▶ **ИСХОДНЫЙ ОТРЫВОК**:
..........
Павлушков ходил к Вадиму домой (он жил на Донской улице). Но реже, так как стеснялся его отца, который был строг и, видимо, не весьма гостеприимен. Вадим, конечно бывал у нас, в нашей коммуналке — в здании бывшего Благородного университетского пансиона на Тверской улице (тогда Горького). Как-то в начале 1990-х годов мы говорили по телефону о нашей юности. Он сказал: “Я вспоминаю, как к тебе приходил... Ты был тогда жутко бедный!”. Действительно, наша семья голодала долго и после войны...”
В архиве Вадима Валериановича сохранился весьма любопытный текст — самодельная вариация неизвестного автора на последнее записанное стихотворение Есенина “До свиданья, друг мой, до свиданья...” (видимо, стихи были принесен Павлушковым). Мне не раз попадались в руки подобные апокрифические варианты (как правило, в начале идет есенинская строфа, а дальше следует “импровизация на заданную тему” с обязательным упоминанием, что “это и есть подлинный Есенин”)... Такого рода сочинения в изобилии ходили тогда по рукам.
А что касается доклада А. А. Жданова о журналах “Звезда” и “Ленинград”...
..........
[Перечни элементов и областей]

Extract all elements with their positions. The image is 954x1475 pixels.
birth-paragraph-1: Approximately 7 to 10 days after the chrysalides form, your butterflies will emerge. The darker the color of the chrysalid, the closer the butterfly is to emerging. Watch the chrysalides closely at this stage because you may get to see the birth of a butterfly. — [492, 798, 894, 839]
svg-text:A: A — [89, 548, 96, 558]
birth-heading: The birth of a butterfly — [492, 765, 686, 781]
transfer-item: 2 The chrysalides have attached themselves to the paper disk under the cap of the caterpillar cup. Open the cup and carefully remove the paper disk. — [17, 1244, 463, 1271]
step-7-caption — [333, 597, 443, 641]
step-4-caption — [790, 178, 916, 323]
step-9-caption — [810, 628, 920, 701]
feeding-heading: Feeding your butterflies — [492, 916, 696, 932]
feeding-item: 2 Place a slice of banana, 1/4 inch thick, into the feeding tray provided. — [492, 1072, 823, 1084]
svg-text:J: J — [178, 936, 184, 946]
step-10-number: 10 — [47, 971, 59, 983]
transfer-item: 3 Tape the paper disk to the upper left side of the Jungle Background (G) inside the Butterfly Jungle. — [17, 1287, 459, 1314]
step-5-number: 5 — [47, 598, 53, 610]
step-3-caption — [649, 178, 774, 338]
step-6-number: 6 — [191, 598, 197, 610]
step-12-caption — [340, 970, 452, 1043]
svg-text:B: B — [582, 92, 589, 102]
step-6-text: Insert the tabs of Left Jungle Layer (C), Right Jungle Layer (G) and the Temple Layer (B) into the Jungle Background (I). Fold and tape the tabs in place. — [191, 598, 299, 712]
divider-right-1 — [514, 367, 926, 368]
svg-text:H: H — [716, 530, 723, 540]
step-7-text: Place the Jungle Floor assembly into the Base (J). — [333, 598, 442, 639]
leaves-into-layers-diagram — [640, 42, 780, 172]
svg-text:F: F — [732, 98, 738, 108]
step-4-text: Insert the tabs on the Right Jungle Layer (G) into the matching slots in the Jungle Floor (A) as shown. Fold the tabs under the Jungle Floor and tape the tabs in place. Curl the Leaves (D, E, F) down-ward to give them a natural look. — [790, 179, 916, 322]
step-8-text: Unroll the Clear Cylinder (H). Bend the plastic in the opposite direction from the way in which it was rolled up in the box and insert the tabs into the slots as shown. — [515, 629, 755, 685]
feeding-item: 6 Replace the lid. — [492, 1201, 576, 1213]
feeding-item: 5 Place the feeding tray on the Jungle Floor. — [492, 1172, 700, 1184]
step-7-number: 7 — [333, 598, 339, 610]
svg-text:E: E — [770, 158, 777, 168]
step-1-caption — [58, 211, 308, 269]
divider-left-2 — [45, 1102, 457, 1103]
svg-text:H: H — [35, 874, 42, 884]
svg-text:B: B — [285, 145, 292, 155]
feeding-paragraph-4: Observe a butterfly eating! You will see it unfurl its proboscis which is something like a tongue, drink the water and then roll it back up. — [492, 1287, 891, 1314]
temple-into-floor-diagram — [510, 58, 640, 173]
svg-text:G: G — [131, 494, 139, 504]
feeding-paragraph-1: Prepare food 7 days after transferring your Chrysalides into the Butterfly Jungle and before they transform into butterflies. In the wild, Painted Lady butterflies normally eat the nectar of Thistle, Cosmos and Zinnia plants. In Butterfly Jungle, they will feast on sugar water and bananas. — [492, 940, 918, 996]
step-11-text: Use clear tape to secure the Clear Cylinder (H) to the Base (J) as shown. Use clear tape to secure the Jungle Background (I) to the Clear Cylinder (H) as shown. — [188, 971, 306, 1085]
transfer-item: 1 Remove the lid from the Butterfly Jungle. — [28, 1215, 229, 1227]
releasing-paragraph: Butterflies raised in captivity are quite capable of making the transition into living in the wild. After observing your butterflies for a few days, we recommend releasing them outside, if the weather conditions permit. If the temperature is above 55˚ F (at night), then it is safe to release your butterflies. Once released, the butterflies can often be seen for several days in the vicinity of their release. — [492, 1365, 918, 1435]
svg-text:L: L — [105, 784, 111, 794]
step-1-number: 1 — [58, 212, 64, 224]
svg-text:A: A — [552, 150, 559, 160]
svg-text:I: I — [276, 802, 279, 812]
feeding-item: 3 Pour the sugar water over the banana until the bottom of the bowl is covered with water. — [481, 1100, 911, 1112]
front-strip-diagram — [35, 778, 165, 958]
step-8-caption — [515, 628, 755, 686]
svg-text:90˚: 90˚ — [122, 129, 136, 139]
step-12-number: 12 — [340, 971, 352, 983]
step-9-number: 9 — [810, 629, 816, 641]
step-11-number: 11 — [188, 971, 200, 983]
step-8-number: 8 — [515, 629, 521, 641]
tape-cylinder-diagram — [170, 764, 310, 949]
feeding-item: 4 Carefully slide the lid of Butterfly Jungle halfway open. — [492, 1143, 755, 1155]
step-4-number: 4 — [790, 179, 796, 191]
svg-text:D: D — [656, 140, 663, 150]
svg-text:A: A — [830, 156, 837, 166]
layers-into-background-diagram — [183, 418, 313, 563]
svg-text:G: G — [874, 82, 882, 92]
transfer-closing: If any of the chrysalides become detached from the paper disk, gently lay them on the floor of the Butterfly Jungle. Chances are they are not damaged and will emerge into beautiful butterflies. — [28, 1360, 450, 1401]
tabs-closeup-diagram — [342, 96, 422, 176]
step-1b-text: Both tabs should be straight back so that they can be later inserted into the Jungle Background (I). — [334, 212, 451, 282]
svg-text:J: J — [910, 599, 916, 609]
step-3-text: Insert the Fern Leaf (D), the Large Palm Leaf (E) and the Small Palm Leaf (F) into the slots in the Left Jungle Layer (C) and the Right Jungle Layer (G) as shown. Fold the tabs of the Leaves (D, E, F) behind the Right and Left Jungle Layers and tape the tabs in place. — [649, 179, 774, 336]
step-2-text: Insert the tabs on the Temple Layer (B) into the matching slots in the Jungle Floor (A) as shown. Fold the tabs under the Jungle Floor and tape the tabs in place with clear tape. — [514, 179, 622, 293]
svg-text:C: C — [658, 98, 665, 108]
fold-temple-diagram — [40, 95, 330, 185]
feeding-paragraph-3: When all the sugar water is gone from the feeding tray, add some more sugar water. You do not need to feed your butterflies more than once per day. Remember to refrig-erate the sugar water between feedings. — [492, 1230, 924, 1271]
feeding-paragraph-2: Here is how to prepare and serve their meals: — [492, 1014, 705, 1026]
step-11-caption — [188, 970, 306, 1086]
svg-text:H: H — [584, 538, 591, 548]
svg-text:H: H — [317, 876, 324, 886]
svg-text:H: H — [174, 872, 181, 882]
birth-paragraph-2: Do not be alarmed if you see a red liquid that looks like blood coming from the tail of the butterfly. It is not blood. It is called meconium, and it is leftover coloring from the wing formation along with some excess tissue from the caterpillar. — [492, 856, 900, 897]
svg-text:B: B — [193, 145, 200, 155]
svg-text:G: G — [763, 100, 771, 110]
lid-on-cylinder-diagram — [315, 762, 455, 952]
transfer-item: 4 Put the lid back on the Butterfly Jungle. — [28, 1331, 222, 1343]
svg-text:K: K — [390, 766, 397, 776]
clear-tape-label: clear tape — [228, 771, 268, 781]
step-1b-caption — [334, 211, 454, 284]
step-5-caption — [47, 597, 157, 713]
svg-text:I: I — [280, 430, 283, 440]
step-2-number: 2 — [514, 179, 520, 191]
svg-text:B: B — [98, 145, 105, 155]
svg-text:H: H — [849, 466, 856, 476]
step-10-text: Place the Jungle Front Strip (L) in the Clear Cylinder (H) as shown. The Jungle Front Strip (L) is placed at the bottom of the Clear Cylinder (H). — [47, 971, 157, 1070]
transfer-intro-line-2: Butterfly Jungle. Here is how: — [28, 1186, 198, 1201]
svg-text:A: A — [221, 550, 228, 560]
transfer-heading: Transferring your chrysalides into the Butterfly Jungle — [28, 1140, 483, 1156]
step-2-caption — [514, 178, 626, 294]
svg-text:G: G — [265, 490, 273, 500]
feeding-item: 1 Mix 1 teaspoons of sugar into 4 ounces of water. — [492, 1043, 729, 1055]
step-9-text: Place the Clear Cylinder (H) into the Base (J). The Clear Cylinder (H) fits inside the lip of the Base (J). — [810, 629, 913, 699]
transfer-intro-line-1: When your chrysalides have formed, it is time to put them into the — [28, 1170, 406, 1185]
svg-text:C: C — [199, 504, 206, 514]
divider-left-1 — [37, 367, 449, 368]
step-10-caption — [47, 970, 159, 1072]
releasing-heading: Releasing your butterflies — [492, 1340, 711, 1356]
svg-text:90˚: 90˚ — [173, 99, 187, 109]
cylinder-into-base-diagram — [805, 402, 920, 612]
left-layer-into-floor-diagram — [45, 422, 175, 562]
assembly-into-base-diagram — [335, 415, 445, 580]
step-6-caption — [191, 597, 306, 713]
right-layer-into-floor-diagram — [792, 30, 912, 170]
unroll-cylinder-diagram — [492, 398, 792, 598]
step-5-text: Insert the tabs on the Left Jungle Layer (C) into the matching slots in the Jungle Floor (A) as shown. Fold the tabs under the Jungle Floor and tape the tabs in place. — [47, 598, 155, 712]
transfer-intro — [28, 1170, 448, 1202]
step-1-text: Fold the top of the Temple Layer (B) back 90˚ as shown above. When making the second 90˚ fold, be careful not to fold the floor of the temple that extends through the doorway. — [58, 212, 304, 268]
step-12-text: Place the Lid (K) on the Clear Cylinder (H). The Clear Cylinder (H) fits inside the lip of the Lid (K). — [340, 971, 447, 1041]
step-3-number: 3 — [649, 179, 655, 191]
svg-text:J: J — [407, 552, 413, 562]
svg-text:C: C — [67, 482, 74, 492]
..........
▶ **КОРОТКОЕ ЗАДАНИЕ 1**: Перепишите слово в слово отрывок воспоминаний, начиная с «В архиве Вадима» и далее вплоть до «тогда по рукам.».
▶ **КОРОТКОЕ ЗАДАНИЕ 2**: Замените «positions» на «coordinates» в строках, начиная с самой первой строки и далее вплоть до строки с «birth-heading: The birth» включительно, и приведите только эти строки, больше ничего в них не меняя.

▶ **ПИСЬМЕННОЕ РЕШЕНИЕ 1**:
В архиве Вадима Валериановича сохранился весьма любопытный текст — самодельная вариация неизвестного автора на последнее записанное стихотворение Есенина “До свиданья, друг мой, до свиданья...” (видимо, стихи были принесен Павлушковым). Мне не раз попадались в руки подобные апокрифические варианты (как правило, в начале идет есенинская строфа, а дальше следует “импровизация на заданную тему” с обязательным упоминанием, что “это и есть подлинный Есенин”)... Такого рода сочинения в изобилии ходили тогда по рукам.

▶ **ПИСЬМЕННОЕ РЕШЕНИЕ 2**:
Extract all elements with their coordinates. The image is 954x1475 pixels.
birth-paragraph-1: Approximately 7 to 10 days after the chrysalides form, your butterflies will emerge. The darker the color of the chrysalid, the closer the butterfly is to emerging. Watch the chrysalides closely at this stage because you may get to see the birth of a butterfly. — [492, 798, 894, 839]
svg-text:A: A — [89, 548, 96, 558]
birth-heading: The birth of a butterfly — [492, 765, 686, 781]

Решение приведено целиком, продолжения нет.